Listed records -
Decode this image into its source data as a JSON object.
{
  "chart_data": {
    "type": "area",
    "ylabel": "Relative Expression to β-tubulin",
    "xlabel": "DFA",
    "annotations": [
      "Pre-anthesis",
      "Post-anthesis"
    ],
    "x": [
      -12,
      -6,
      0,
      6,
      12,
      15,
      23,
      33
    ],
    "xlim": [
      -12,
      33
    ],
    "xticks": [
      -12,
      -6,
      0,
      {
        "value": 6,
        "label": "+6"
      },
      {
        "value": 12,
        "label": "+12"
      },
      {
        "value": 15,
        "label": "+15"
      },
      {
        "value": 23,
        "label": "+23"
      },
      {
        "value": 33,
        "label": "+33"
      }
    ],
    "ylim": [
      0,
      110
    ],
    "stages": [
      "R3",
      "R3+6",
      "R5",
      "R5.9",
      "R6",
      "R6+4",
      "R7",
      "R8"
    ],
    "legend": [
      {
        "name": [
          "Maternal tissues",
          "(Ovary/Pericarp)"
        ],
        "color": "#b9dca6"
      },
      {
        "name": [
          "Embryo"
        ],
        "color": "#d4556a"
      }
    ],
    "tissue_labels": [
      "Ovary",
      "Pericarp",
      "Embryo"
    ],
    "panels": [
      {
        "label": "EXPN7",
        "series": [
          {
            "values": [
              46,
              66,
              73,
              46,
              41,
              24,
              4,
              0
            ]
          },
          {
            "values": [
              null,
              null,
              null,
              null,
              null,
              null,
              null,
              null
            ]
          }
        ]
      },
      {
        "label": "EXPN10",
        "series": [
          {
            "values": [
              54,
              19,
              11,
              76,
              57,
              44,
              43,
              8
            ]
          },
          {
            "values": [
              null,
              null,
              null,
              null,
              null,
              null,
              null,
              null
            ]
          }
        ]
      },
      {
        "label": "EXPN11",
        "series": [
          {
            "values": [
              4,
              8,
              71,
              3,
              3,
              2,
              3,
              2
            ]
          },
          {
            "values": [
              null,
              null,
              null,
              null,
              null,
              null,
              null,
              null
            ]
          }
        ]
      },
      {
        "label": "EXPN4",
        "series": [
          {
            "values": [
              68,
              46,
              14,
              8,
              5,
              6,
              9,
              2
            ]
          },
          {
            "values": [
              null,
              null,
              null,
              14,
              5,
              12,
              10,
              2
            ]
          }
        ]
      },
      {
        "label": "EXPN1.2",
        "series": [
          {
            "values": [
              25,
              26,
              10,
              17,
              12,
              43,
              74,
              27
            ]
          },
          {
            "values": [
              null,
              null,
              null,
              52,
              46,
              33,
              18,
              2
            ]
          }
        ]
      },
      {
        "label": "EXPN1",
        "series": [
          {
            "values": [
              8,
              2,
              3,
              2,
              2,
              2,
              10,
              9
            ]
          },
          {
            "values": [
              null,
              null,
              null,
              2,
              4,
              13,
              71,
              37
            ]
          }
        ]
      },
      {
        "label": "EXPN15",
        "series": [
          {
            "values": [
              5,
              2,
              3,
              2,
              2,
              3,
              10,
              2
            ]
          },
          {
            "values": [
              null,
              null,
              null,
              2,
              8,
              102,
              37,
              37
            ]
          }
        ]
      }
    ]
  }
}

The exercise -
Print the records above exactly as they appear.

Correct result -
Decode this image into its source data as a JSON object.
{
  "chart_data": {
    "type": "area",
    "ylabel": "Relative Expression to β-tubulin",
    "xlabel": "DFA",
    "annotations": [
      "Pre-anthesis",
      "Post-anthesis"
    ],
    "x": [
      -12,
      -6,
      0,
      6,
      12,
      15,
      23,
      33
    ],
    "xlim": [
      -12,
      33
    ],
    "xticks": [
      -12,
      -6,
      0,
      {
        "value": 6,
        "label": "+6"
      },
      {
        "value": 12,
        "label": "+12"
      },
      {
        "value": 15,
        "label": "+15"
      },
      {
        "value": 23,
        "label": "+23"
      },
      {
        "value": 33,
        "label": "+33"
      }
    ],
    "ylim": [
      0,
      110
    ],
    "stages": [
      "R3",
      "R3+6",
      "R5",
      "R5.9",
      "R6",
      "R6+4",
      "R7",
      "R8"
    ],
    "legend": [
      {
        "name": [
          "Maternal tissues",
          "(Ovary/Pericarp)"
        ],
        "color": "#b9dca6"
      },
      {
        "name": [
          "Embryo"
        ],
        "color": "#d4556a"
      }
    ],
    "tissue_labels": [
      "Ovary",
      "Pericarp",
      "Embryo"
    ],
    "panels": [
      {
        "label": "EXPN7",
        "series": [
          {
            "values": [
              46,
              66,
              73,
              46,
              41,
              24,
              4,
              0
            ]
          },
          {
            "values": [
              null,
              null,
              null,
              null,
              null,
              null,
              null,
              null
            ]
          }
        ]
      },
      {
        "label": "EXPN10",
        "series": [
          {
            "values": [
              54,
              19,
              11,
              76,
              57,
              44,
              43,
              8
            ]
          },
          {
            "values": [
              null,
              null,
              null,
              null,
              null,
              null,
              null,
              null
            ]
          }
        ]
      },
      {
        "label": "EXPN11",
        "series": [
          {
            "values": [
              4,
              8,
              71,
              3,
              3,
              2,
              3,
              2
            ]
          },
          {
            "values": [
              null,
              null,
              null,
              null,
              null,
              null,
              null,
              null
            ]
          }
        ]
      },
      {
        "label": "EXPN4",
        "series": [
          {
            "values": [
              68,
              46,
              14,
              8,
              5,
              6,
              9,
              2
            ]
          },
          {
            "values": [
              null,
              null,
              null,
              14,
              5,
              12,
              10,
              2
            ]
          }
        ]
      },
      {
        "label": "EXPN1.2",
        "series": [
          {
            "values": [
              25,
              26,
              10,
              17,
              12,
              43,
              74,
              27
            ]
          },
          {
            "values": [
              null,
              null,
              null,
              52,
              46,
              33,
              18,
              2
            ]
          }
        ]
      },
      {
        "label": "EXPN1",
        "series": [
          {
            "values": [
              8,
              2,
              3,
              2,
              2,
              2,
              10,
              9
            ]
          },
          {
            "values": [
              null,
              null,
              null,
              2,
              4,
              13,
              71,
              37
            ]
          }
        ]
      },
      {
        "label": "EXPN15",
        "series": [
          {
            "values": [
              5,
              2,
              3,
              2,
              2,
              3,
              10,
              2
            ]
          },
          {
            "values": [
              null,
              null,
              null,
              2,
              8,
              102,
              37,
              37
            ]
          }
        ]
      }
    ]
  }
}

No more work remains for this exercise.